→ Data for this task:
>> START
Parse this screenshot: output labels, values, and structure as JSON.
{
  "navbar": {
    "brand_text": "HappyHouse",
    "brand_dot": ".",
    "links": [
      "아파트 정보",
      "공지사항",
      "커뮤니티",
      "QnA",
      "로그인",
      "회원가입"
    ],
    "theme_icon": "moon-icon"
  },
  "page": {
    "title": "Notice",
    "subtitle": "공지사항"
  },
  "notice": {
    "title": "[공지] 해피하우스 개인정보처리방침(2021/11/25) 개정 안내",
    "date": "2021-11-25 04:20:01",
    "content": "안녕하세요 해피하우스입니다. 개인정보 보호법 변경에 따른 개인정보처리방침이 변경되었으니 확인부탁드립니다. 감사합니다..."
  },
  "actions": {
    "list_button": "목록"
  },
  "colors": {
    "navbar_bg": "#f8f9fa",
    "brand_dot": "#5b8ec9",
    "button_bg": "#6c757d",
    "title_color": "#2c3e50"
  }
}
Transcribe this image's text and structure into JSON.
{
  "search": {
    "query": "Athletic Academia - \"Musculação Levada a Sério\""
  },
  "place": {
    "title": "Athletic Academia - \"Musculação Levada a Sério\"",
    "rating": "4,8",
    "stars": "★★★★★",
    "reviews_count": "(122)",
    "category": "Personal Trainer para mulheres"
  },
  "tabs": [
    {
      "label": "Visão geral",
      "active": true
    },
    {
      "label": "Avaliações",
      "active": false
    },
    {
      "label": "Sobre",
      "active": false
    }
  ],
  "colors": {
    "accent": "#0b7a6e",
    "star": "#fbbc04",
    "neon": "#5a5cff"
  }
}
>> END
Transcribe every entry word for word.

→ Output below:
Parse this screenshot: output labels, values, and structure as JSON.
{
  "navbar": {
    "brand_text": "HappyHouse",
    "brand_dot": ".",
    "links": [
      "아파트 정보",
      "공지사항",
      "커뮤니티",
      "QnA",
      "로그인",
      "회원가입"
    ],
    "theme_icon": "moon-icon"
  },
  "page": {
    "title": "Notice",
    "subtitle": "공지사항"
  },
  "notice": {
    "title": "[공지] 해피하우스 개인정보처리방침(2021/11/25) 개정 안내",
    "date": "2021-11-25 04:20:01",
    "content": "안녕하세요 해피하우스입니다. 개인정보 보호법 변경에 따른 개인정보처리방침이 변경되었으니 확인부탁드립니다. 감사합니다..."
  },
  "actions": {
    "list_button": "목록"
  },
  "colors": {
    "navbar_bg": "#f8f9fa",
    "brand_dot": "#5b8ec9",
    "button_bg": "#6c757d",
    "title_color": "#2c3e50"
  }
}
Transcribe this image's text and structure into JSON.
{
  "search": {
    "query": "Athletic Academia - \"Musculação Levada a Sério\""
  },
  "place": {
    "title": "Athletic Academia - \"Musculação Levada a Sério\"",
    "rating": "4,8",
    "stars": "★★★★★",
    "reviews_count": "(122)",
    "category": "Personal Trainer para mulheres"
  },
  "tabs": [
    {
      "label": "Visão geral",
      "active": true
    },
    {
      "label": "Avaliações",
      "active": false
    },
    {
      "label": "Sobre",
      "active": false
    }
  ],
  "colors": {
    "accent": "#0b7a6e",
    "star": "#fbbc04",
    "neon": "#5a5cff"
  }
}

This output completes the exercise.